This article is about the financier. For the lawyer and politician, see Robert Charles Winthrop.
Robert Winthrop
Born (1833-04-18)April 18, 1833[1]
Died November 18, 1892(1892-11-18) (aged 59)[2]
38 East 37th Street
New York, NY
Resting place Green-Wood Cemetery
Brooklyn, NY
Nationality United States
Occupation Banker
Spouse(s) Katherine "Kate" Wilson Taylor
Children 6

Robert Winthrop (April 18, 1833 – November 18, 1892) was a wealthy banker and capitalist in New York City.


He was the son of Thomas Charles Winthrop (1797–1873) and Georgianna (Kane) Winthrop and the brother of Civil War General Frederic Winthrop. He was a direct descendant of colonial governors John Winthrop, John Winthrop, Jr., and Fitz-John Winthrop.

Robert Winthrop was married to Kate Wilson Taylor (1839–1925) on June 23, 1859. She was the daughter of Moses Taylor who was one of the greatest railroad, iron, and coal company financiers and was president of National City Bank for 27 years.

They had six children who lived to adulthood: Robert Dudley Winthrop (1861–1912), Grenville Lindall Winthrop (1864–1943), Katharine Taylor Winthrop (1866–1943), Frederic Bayard Winthrop (1868–1932), Albertina Taylor Winthrop (1871–1934),[3] and Beekman Winthrop (1874–1940). Katharine married United States Senator Hamilton Fish Kean (1862–1941) and Albertina married Dutch Diplomat Jan Herman van Roijen (1870–1933).


Robert Winthrop commenced his business career in the cotton and sugar business with J.&A. Dennistoun Wood. In 1859, he turned to banking with the firm of Read, Drexel. He was admitted to the New York Stock Exchange in 1862. In 1863, he became a one-third owner in the firm of Drexel, Winthrop & Company.

══════════

- Written instruction 1: Transcribe the part of the Robert Winthrop article starting at "Robert Winthrop (April" and ending at "for 27 years.".
- Written instruction 2: Pick up the article on Robert Winthrop after its final sentence and keep writing it.
The records that come after this article play no part in what is asked.

══════════

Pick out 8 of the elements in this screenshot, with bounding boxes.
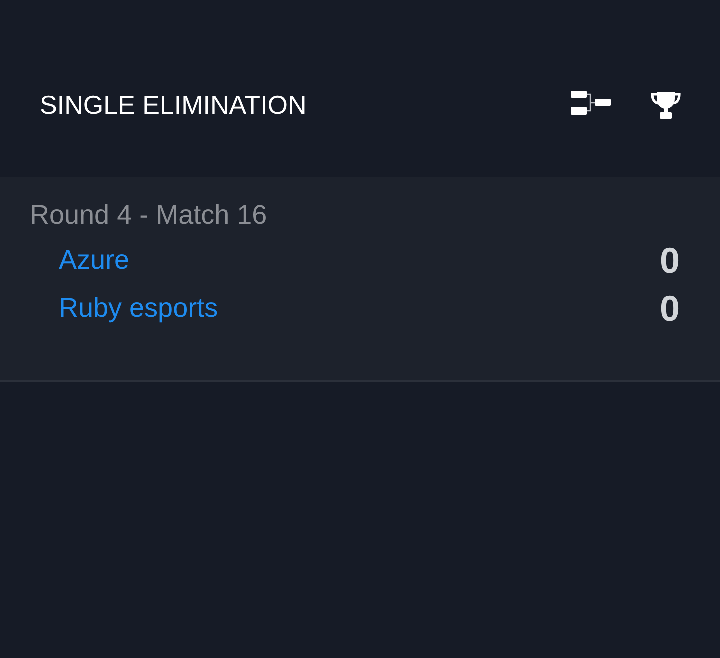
page-title: SINGLE ELIMINATION: [40, 89, 307, 122]
team-score: 0: [660, 289, 680, 329]
team-name-link[interactable]: Azure: [59, 243, 130, 277]
match-label: Round 4 - Match 16: [30, 199, 268, 232]
team-score: 0: [660, 241, 680, 281]
trophy-icon[interactable]: [651, 92, 681, 119]
bracket-icon[interactable]: [571, 91, 611, 115]
team-name-link[interactable]: Ruby esports: [59, 291, 218, 325]
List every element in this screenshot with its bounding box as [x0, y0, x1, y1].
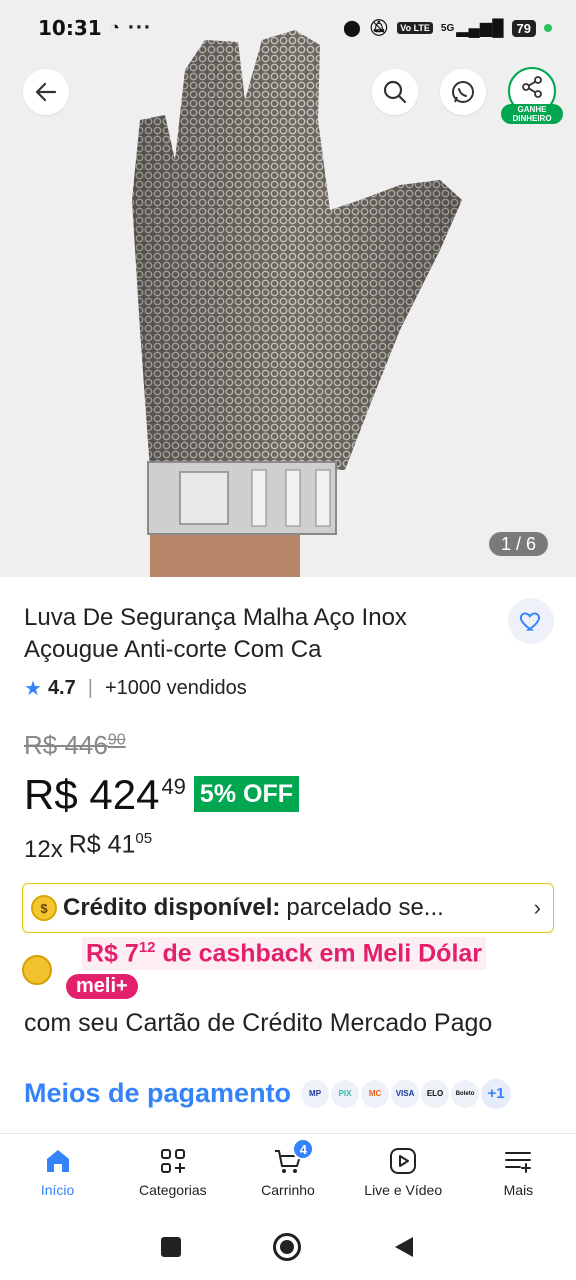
payment-method-icon: PIX: [331, 1079, 360, 1108]
home-icon: [46, 1150, 69, 1172]
current-price: R$ 424 49 5% OFF: [24, 772, 299, 818]
cashback-card-text: com seu Cartão de Crédito Mercado Pago: [24, 1009, 493, 1037]
play-video-icon: [390, 1148, 417, 1174]
recent-apps-button[interactable]: [161, 1236, 181, 1257]
installment-main: R$ 41: [68, 830, 136, 859]
network-type: 5G: [440, 22, 455, 34]
credit-text: parcelado se...: [286, 894, 444, 921]
payment-method-icon: VISA: [391, 1079, 420, 1108]
price-main: R$ 424: [24, 771, 160, 818]
location-icon: ⬤: [343, 20, 361, 37]
back-system-button[interactable]: [393, 1235, 415, 1259]
share-icon: [522, 76, 542, 98]
app-screen: GANHE DINHEIRO 1 / 6 10:31 ◔ ··· ⬤ 🔕︎ Vo…: [0, 0, 576, 1280]
payment-method-icon: MP: [301, 1079, 330, 1108]
rating-row[interactable]: ★ 4.7 | +1000 vendidos: [24, 676, 247, 701]
original-price: R$ 44690: [24, 730, 126, 761]
nav-home-label: Início: [40, 1182, 75, 1198]
whatsapp-notification-icon: ◔: [109, 18, 120, 37]
nav-cart-label: Carrinho: [261, 1182, 315, 1198]
payment-method-icon: ELO: [421, 1079, 450, 1108]
product-image-glove: [0, 0, 576, 577]
back-button[interactable]: [23, 69, 69, 115]
cashback-amount-main: R$ 7: [86, 939, 139, 968]
payment-methods-row[interactable]: Meios de pagamento MP PIX MC VISA ELO Bo…: [24, 1078, 512, 1109]
nav-live-video-label: Live e Vídeo: [364, 1182, 443, 1198]
installment-amount: R$ 4105: [69, 830, 152, 859]
system-navigation-bar: [0, 1213, 576, 1280]
sold-count: +1000 vendidos: [104, 677, 247, 699]
original-price-cents: 90: [107, 731, 126, 749]
payment-methods-link[interactable]: Meios de pagamento: [24, 1078, 291, 1109]
status-icons: ⬤ 🔕︎ Vo LTE 5G ▂▄▆█ 79: [343, 18, 552, 38]
nav-more[interactable]: Mais: [461, 1134, 576, 1213]
whatsapp-icon: [452, 81, 474, 103]
search-button[interactable]: [372, 69, 418, 115]
discount-badge: 5% OFF: [193, 776, 299, 812]
privacy-indicator-dot: [544, 24, 552, 32]
nav-home[interactable]: Início: [0, 1134, 115, 1213]
cashback-amount-cents: 12: [138, 939, 156, 956]
whatsapp-share-button[interactable]: [440, 69, 486, 115]
coin-icon: $: [31, 895, 57, 921]
bottom-navigation: Início Categorias 4 Carrinho Live e Víde…: [0, 1133, 576, 1213]
divider: |: [87, 677, 93, 699]
meli-plus-badge: meli+: [66, 974, 138, 999]
nav-cart[interactable]: 4 Carrinho: [230, 1134, 345, 1213]
status-time: 10:31: [38, 16, 102, 40]
search-icon: [383, 80, 407, 104]
price-cents: 49: [161, 774, 186, 799]
nav-live-video[interactable]: Live e Vídeo: [346, 1134, 461, 1213]
product-image-carousel[interactable]: GANHE DINHEIRO 1 / 6: [0, 0, 576, 577]
cashback-text: de cashback em Meli Dólar: [162, 939, 483, 968]
star-icon: ★: [24, 678, 42, 700]
volte-icon: Vo LTE: [397, 22, 433, 34]
payment-method-icon: MC: [361, 1079, 390, 1108]
credit-label: Crédito disponível:: [63, 894, 281, 921]
favorite-button[interactable]: [508, 598, 554, 644]
nav-more-label: Mais: [503, 1182, 534, 1198]
original-price-main: R$ 446: [24, 730, 108, 760]
share-earn-label: GANHE DINHEIRO: [501, 104, 563, 124]
installment-cents: 05: [135, 830, 153, 847]
arrow-left-icon: [35, 82, 57, 102]
cart-count-badge: 4: [292, 1138, 315, 1160]
heart-icon: [519, 612, 540, 631]
chevron-right-icon: ›: [533, 895, 541, 920]
installment-count: 12x: [24, 836, 63, 863]
credit-available-banner[interactable]: $ Crédito disponível: parcelado se... ›: [22, 883, 554, 933]
status-bar: 10:31 ◔ ··· ⬤ 🔕︎ Vo LTE 5G ▂▄▆█ 79: [0, 0, 576, 56]
product-title: Luva De Segurança Malha Aço Inox Açougue…: [24, 604, 407, 663]
nav-categories[interactable]: Categorias: [115, 1134, 230, 1213]
battery-icon: 79: [511, 19, 536, 37]
rating-value: 4.7: [47, 677, 76, 699]
home-system-inner-dot: [280, 1239, 294, 1254]
menu-plus-icon: [505, 1152, 532, 1173]
more-notifications-icon: ···: [127, 16, 152, 39]
categories-icon: [160, 1149, 185, 1173]
mute-icon: 🔕︎: [368, 20, 390, 37]
image-counter: 1 / 6: [489, 532, 549, 556]
cashback-line: R$ 712 de cashback em Meli Dólar: [82, 937, 487, 971]
payment-method-icon: Boleto: [451, 1079, 480, 1108]
installments: 12x R$ 4105: [24, 830, 152, 864]
more-payment-methods[interactable]: +1: [481, 1078, 512, 1109]
signal-icon: 5G ▂▄▆█: [440, 20, 504, 37]
nav-categories-label: Categorias: [138, 1182, 207, 1198]
meli-dollar-coin-icon: [22, 955, 52, 985]
home-system-button[interactable]: [273, 1232, 301, 1261]
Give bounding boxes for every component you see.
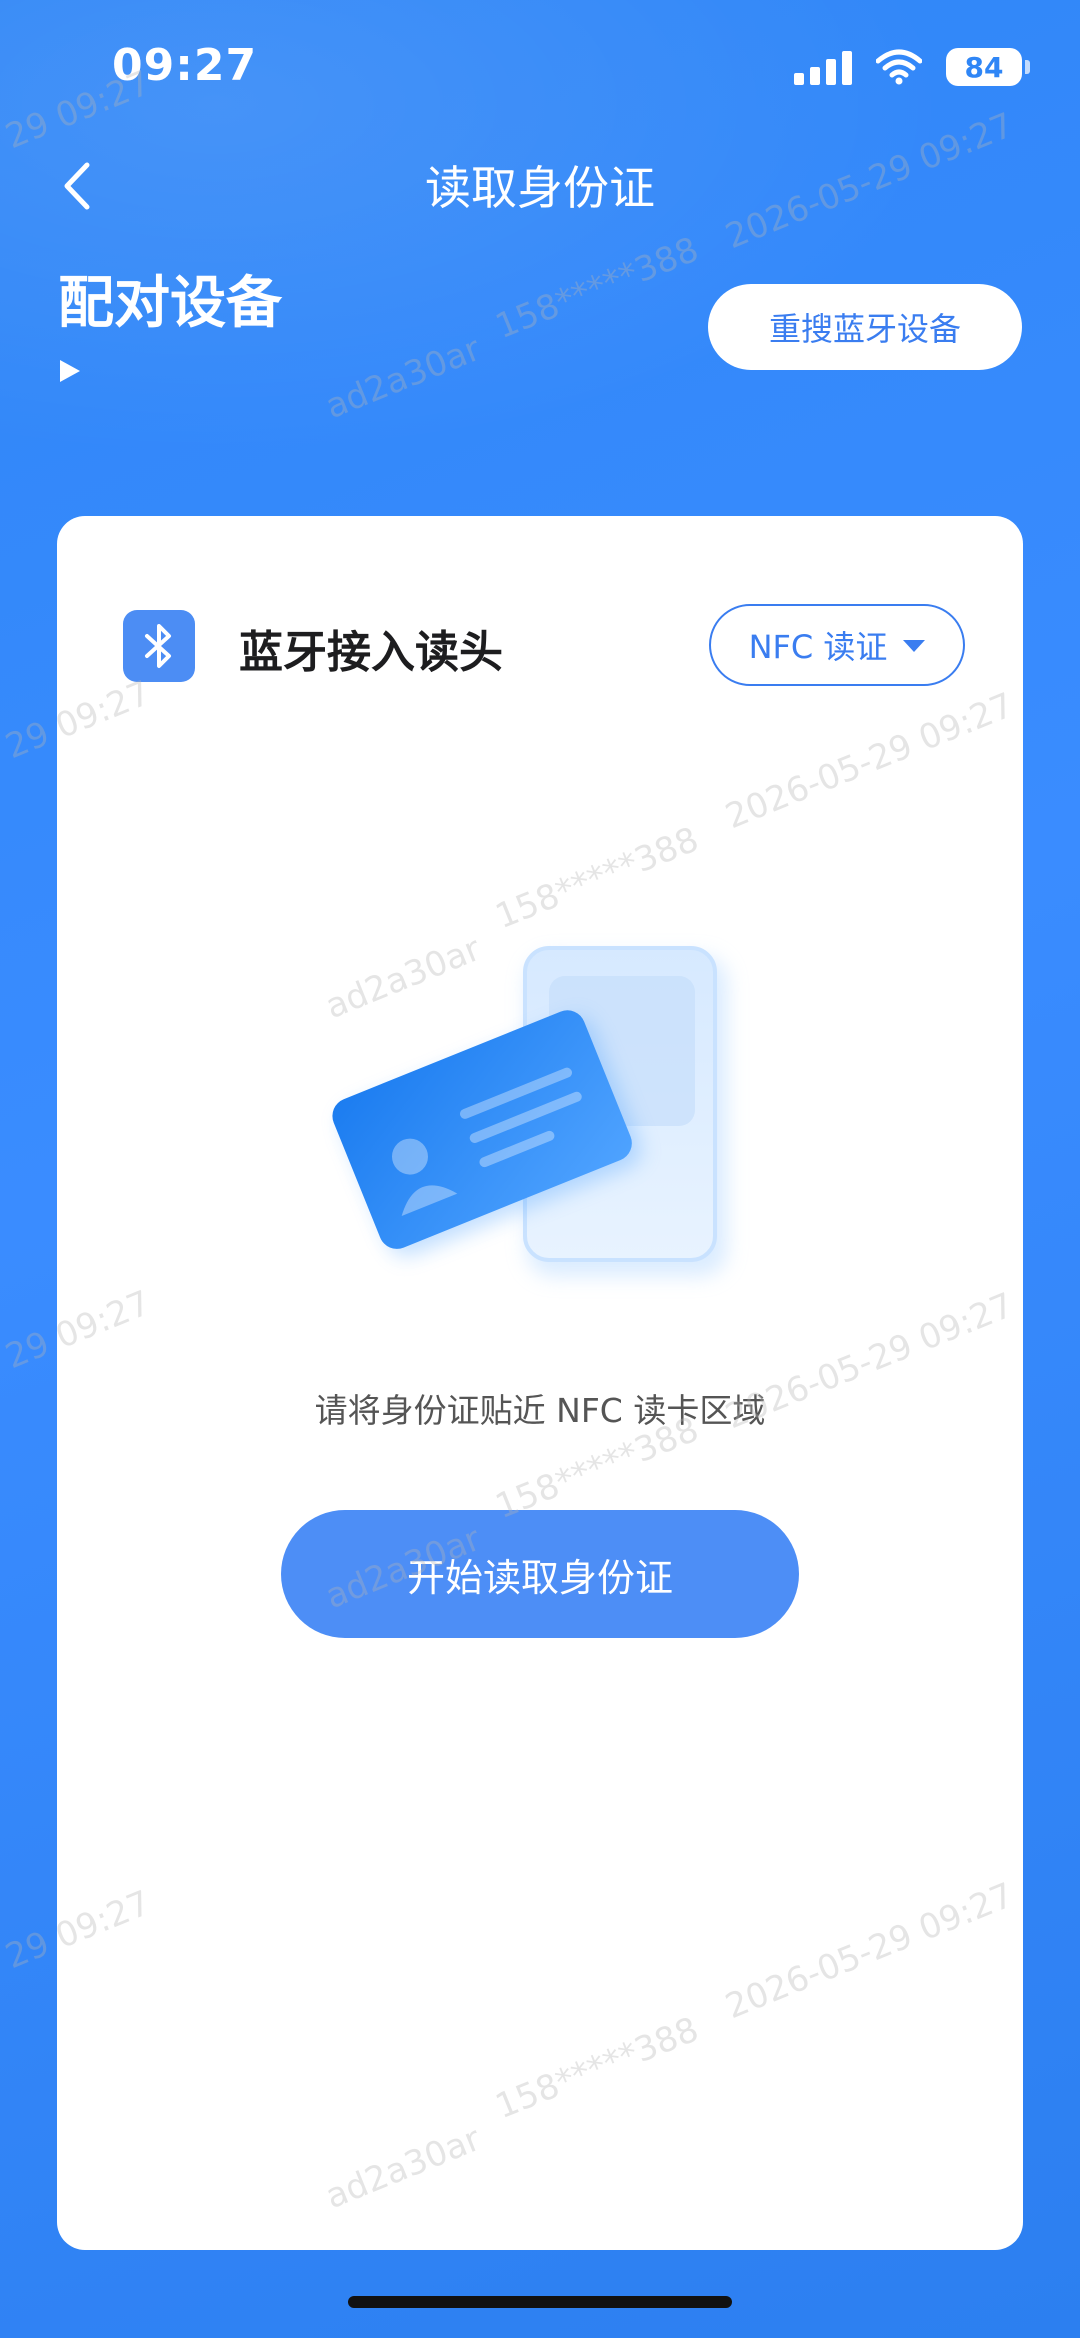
battery-level: 84	[964, 50, 1004, 84]
read-mode-value: NFC 读证	[748, 628, 888, 666]
status-icons: 84	[794, 48, 1030, 86]
page-title: 读取身份证	[425, 161, 655, 215]
home-indicator[interactable]	[348, 2296, 732, 2308]
nfc-hint-text: 请将身份证贴近 NFC 读卡区域	[314, 1391, 766, 1430]
signal-icon	[794, 49, 852, 85]
watermark-text: ad2a30ar	[320, 328, 487, 428]
start-read-id-button[interactable]: 开始读取身份证	[281, 1510, 799, 1638]
wifi-icon	[876, 49, 922, 85]
bluetooth-icon	[123, 610, 195, 682]
caret-down-icon	[903, 640, 926, 652]
battery-icon: 84	[946, 48, 1030, 86]
nfc-card-illustration	[332, 946, 727, 1276]
pair-section-title: 配对设备	[58, 271, 282, 336]
play-triangle-icon[interactable]	[58, 356, 84, 386]
status-time: 09:27	[112, 40, 258, 91]
reader-card: 蓝牙接入读头 NFC 读证 请将身份证贴近 NFC 读卡区域 开始读取身份证	[57, 516, 1023, 2250]
status-bar: 09:27 84	[0, 0, 1080, 140]
rescan-bluetooth-button[interactable]: 重搜蓝牙设备	[708, 284, 1022, 370]
read-mode-select[interactable]: NFC 读证	[709, 604, 965, 686]
reader-type-label: 蓝牙接入读头	[239, 627, 503, 678]
watermark-text: 158*****388	[490, 229, 705, 348]
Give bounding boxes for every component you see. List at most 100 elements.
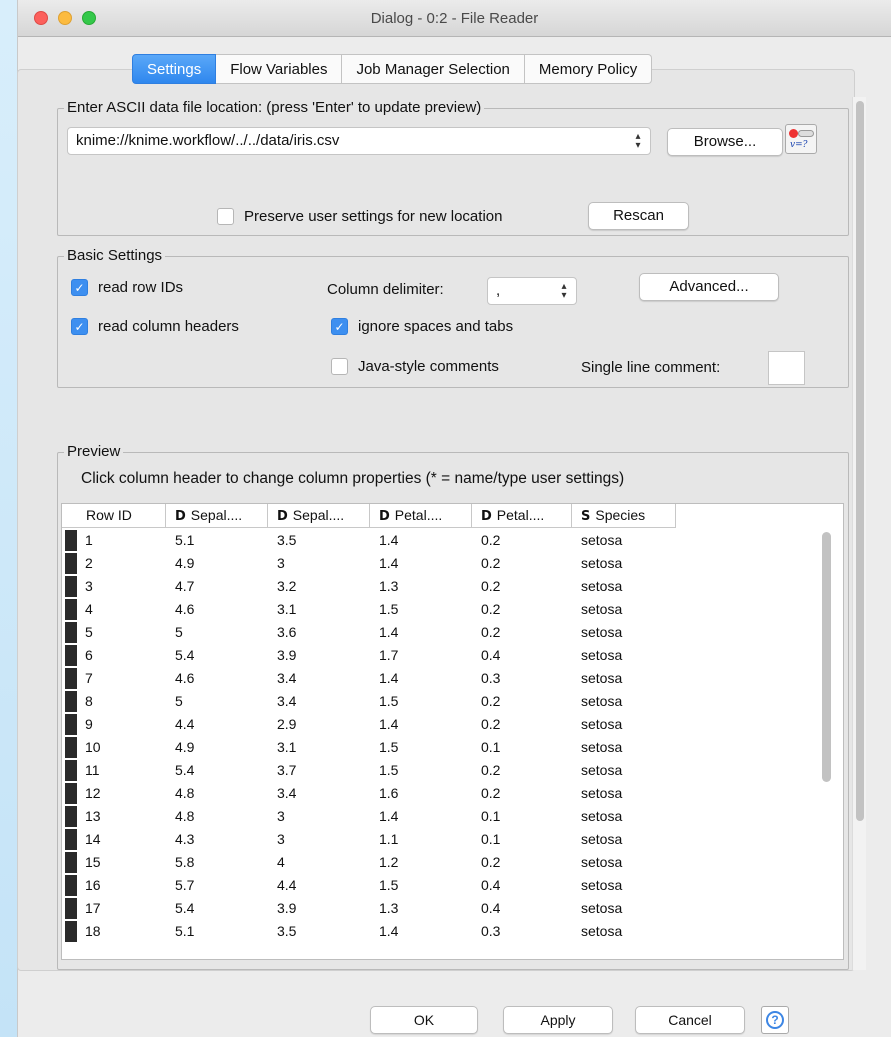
file-path-value: knime://knime.workflow/../../data/iris.c… [76,132,340,149]
row-id-value: 5 [85,624,93,640]
table-row[interactable]: 9 4.4 2.9 1.4 0.2 setosa [62,713,676,736]
table-row[interactable]: 7 4.6 3.4 1.4 0.3 setosa [62,667,676,690]
row-id-cell: 7 [62,667,166,690]
table-row[interactable]: 16 5.7 4.4 1.5 0.4 setosa [62,874,676,897]
single-line-comment-field[interactable] [768,351,805,385]
row-id-cell: 10 [62,736,166,759]
table-cell: 4 [277,854,285,870]
table-cell: 3.4 [277,785,297,801]
ignore-spaces-checkbox[interactable]: ✓ ignore spaces and tabs [331,318,513,335]
combo-stepper-icon: ▴ ▾ [635,131,641,151]
tab-memory-policy[interactable]: Memory Policy [524,54,653,84]
table-cell: 5.4 [175,647,195,663]
table-cell: 0.1 [481,831,501,847]
read-column-headers-checkbox[interactable]: ✓ read column headers [71,318,239,335]
advanced-button[interactable]: Advanced... [639,273,779,301]
preview-table[interactable]: Row ID D Sepal.... D Sepal.... D Petal.... … [61,503,844,960]
table-cell: 0.2 [481,716,501,732]
cancel-button[interactable]: Cancel [635,1006,745,1034]
table-row[interactable]: 1 5.1 3.5 1.4 0.2 setosa [62,529,676,552]
table-cell: setosa [581,831,623,847]
table-row[interactable]: 14 4.3 3 1.1 0.1 setosa [62,828,676,851]
tab-flow-variables[interactable]: Flow Variables [216,54,343,84]
row-id-cell: 17 [62,897,166,920]
tab-job-manager-selection[interactable]: Job Manager Selection [342,54,525,84]
panel-scrollbar-thumb[interactable] [856,101,864,821]
column-header-species[interactable]: S Species [572,504,676,528]
table-row[interactable]: 17 5.4 3.9 1.3 0.4 setosa [62,897,676,920]
row-id-value: 18 [85,923,101,939]
column-header-sepal-1[interactable]: D Sepal.... [166,504,268,528]
row-id-value: 4 [85,601,93,617]
basic-settings-group-title: Basic Settings [64,247,166,265]
table-cell: setosa [581,647,623,663]
checkbox-box [217,208,234,225]
table-row[interactable]: 13 4.8 3 1.4 0.1 setosa [62,805,676,828]
table-cell: 4.6 [175,601,195,617]
rescan-button[interactable]: Rescan [588,202,689,230]
browse-button[interactable]: Browse... [667,128,783,156]
column-header-petal-1[interactable]: D Petal.... [370,504,472,528]
table-row[interactable]: 11 5.4 3.7 1.5 0.2 setosa [62,759,676,782]
row-id-value: 2 [85,555,93,571]
check-icon: ✓ [71,279,88,296]
table-row[interactable]: 8 5 3.4 1.5 0.2 setosa [62,690,676,713]
column-delimiter-combo[interactable]: , ▴ ▾ [487,277,577,305]
table-cell: 4.7 [175,578,195,594]
table-row[interactable]: 5 5 3.6 1.4 0.2 setosa [62,621,676,644]
title-bar: Dialog - 0:2 - File Reader [18,0,891,37]
ok-button[interactable]: OK [370,1006,478,1034]
column-header-sepal-2[interactable]: D Sepal.... [268,504,370,528]
table-cell: 5 [175,624,183,640]
row-id-cell: 8 [62,690,166,713]
table-cell: 5.4 [175,762,195,778]
table-cell: 0.2 [481,693,501,709]
flow-variable-icon [789,129,798,138]
table-cell: 1.4 [379,670,399,686]
row-id-cell: 9 [62,713,166,736]
table-row[interactable]: 18 5.1 3.5 1.4 0.3 setosa [62,920,676,943]
file-path-combo[interactable]: knime://knime.workflow/../../data/iris.c… [67,127,651,155]
table-cell: 5.1 [175,532,195,548]
table-cell: 1.1 [379,831,399,847]
row-id-cell: 16 [62,874,166,897]
table-row[interactable]: 12 4.8 3.4 1.6 0.2 setosa [62,782,676,805]
read-row-ids-checkbox[interactable]: ✓ read row IDs [71,279,183,296]
row-id-value: 9 [85,716,93,732]
table-cell: 3 [277,808,285,824]
table-cell: 0.1 [481,808,501,824]
table-row[interactable]: 15 5.8 4 1.2 0.2 setosa [62,851,676,874]
table-row[interactable]: 6 5.4 3.9 1.7 0.4 setosa [62,644,676,667]
table-cell: setosa [581,578,623,594]
row-id-value: 15 [85,854,101,870]
flow-variable-button[interactable]: v=? [785,124,817,154]
table-row[interactable]: 4 4.6 3.1 1.5 0.2 setosa [62,598,676,621]
column-header-petal-2[interactable]: D Petal.... [472,504,572,528]
table-cell: 5.8 [175,854,195,870]
row-id-value: 16 [85,877,101,893]
column-header-row-id[interactable]: Row ID [62,504,166,528]
row-id-value: 6 [85,647,93,663]
row-marker-icon [65,576,77,597]
java-comments-checkbox[interactable]: Java-style comments [331,358,499,375]
table-cell: setosa [581,854,623,870]
table-row[interactable]: 10 4.9 3.1 1.5 0.1 setosa [62,736,676,759]
row-id-cell: 3 [62,575,166,598]
table-scrollbar[interactable] [822,532,831,782]
table-cell: setosa [581,785,623,801]
combo-stepper-icon: ▴ ▾ [561,281,567,301]
apply-button[interactable]: Apply [503,1006,613,1034]
row-id-cell: 4 [62,598,166,621]
table-cell: 1.4 [379,555,399,571]
panel-scrollbar[interactable] [852,97,866,970]
table-row[interactable]: 2 4.9 3 1.4 0.2 setosa [62,552,676,575]
row-marker-icon [65,599,77,620]
tab-settings[interactable]: Settings [132,54,217,84]
help-button[interactable]: ? [761,1006,789,1034]
table-row[interactable]: 3 4.7 3.2 1.3 0.2 setosa [62,575,676,598]
row-id-cell: 5 [62,621,166,644]
table-cell: 1.5 [379,601,399,617]
table-cell: 1.5 [379,877,399,893]
row-marker-icon [65,783,77,804]
preserve-settings-checkbox[interactable]: Preserve user settings for new location [217,208,502,225]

══════════

- Exercise output 1:
Robert Winthrop (April 18, 1833 – November 18, 1892) was a wealthy banker and capitalist in New York City.


He was the son of Thomas Charles Winthrop (1797–1873) and Georgianna (Kane) Winthrop and the brother of Civil War General Frederic Winthrop. He was a direct descendant of colonial governors John Winthrop, John Winthrop, Jr., and Fitz-John Winthrop.

Robert Winthrop was married to Kate Wilson Taylor (1839–1925) on June 23, 1859. She was the daughter of Moses Taylor who was one of the greatest railroad, iron, and coal company financiers and was president of National City Bank for 27 years.

- Exercise output 2:
Drexel, Winthrop was a very successful firm during the 1860s. During most of this time, this New York branch, combined with the Drexel’s Philadelphia branch, was profiting between $300,000 and $350,000 per year. The Drexel brothers had a desire to do more European investing, as Winthrop did not agree, Drexel, Winthrop was dissolved in 1871 and Robert Winthrop & Company was established.

Over the next twenty years, this company would grow into an important family banking enterprise; Robert Winthrop multiplied his family’s fortune many times over. The Company would remain in the Winthrop family’s hands for over one hundred years. In 1977, Wood, Struthers, & Winthrop, the successor firm of Robert Winthrop & Company, was sold to Donaldson, Lufkin & Jenrette for one-million shares of DLJ stock.

Robert Winthrop was considered a close associate of his father-in-law, Moses Taylor. By the late 1860s, Mr. and Mrs. Robert Winthrop were large holders of the Manhattan Gas Light Company with 240 shares. In 1873, they held 1,320 shares of the Delaware, Lackawanna and Western Railroad. In 1870, Winthrop was a director of The Manhattan Coal Company. The extent of the Robert Winthrop family wealth would be further revealed during the Pujo Committee investigations. In 1913, a report issued by the Taft administration showed that Mrs. Robert Winthrop was the third largest shareholder of National City Bank of New York while Robert Winthrop & Company was the sixth largest shareholder in the National Bank of Commerce of New York. These were the nation’s two largest banks at the time.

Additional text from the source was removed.